## AVAILABLE RECORDS
——

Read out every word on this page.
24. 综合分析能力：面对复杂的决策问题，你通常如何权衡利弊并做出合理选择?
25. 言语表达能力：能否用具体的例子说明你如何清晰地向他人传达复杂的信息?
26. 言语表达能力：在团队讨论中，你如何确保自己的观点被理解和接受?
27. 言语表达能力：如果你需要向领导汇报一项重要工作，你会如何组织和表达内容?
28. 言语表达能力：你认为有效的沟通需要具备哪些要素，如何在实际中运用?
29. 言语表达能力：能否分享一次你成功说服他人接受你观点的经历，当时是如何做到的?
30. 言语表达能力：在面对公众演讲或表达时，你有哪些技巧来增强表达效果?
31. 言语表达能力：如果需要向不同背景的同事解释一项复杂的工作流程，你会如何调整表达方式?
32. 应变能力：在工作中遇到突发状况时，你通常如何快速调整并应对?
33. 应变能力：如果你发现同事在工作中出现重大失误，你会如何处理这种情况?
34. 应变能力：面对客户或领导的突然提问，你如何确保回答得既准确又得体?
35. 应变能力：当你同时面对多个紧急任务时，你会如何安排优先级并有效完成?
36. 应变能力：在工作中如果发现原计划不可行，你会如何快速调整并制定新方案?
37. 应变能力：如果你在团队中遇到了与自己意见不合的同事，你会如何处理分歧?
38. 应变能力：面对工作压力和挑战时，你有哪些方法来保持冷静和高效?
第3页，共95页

——

## EXERCISE DIRECTIONS
Emit the full listing verbatim.

## WRITTEN SOLUTION
Read out every word on this page.
24. 综合分析能力：面对复杂的决策问题，你通常如何权衡利弊并做出合理选择?
25. 言语表达能力：能否用具体的例子说明你如何清晰地向他人传达复杂的信息?
26. 言语表达能力：在团队讨论中，你如何确保自己的观点被理解和接受?
27. 言语表达能力：如果你需要向领导汇报一项重要工作，你会如何组织和表达内容?
28. 言语表达能力：你认为有效的沟通需要具备哪些要素，如何在实际中运用?
29. 言语表达能力：能否分享一次你成功说服他人接受你观点的经历，当时是如何做到的?
30. 言语表达能力：在面对公众演讲或表达时，你有哪些技巧来增强表达效果?
31. 言语表达能力：如果需要向不同背景的同事解释一项复杂的工作流程，你会如何调整表达方式?
32. 应变能力：在工作中遇到突发状况时，你通常如何快速调整并应对?
33. 应变能力：如果你发现同事在工作中出现重大失误，你会如何处理这种情况?
34. 应变能力：面对客户或领导的突然提问，你如何确保回答得既准确又得体?
35. 应变能力：当你同时面对多个紧急任务时，你会如何安排优先级并有效完成?
36. 应变能力：在工作中如果发现原计划不可行，你会如何快速调整并制定新方案?
37. 应变能力：如果你在团队中遇到了与自己意见不合的同事，你会如何处理分歧?
38. 应变能力：面对工作压力和挑战时，你有哪些方法来保持冷静和高效?
第3页，共95页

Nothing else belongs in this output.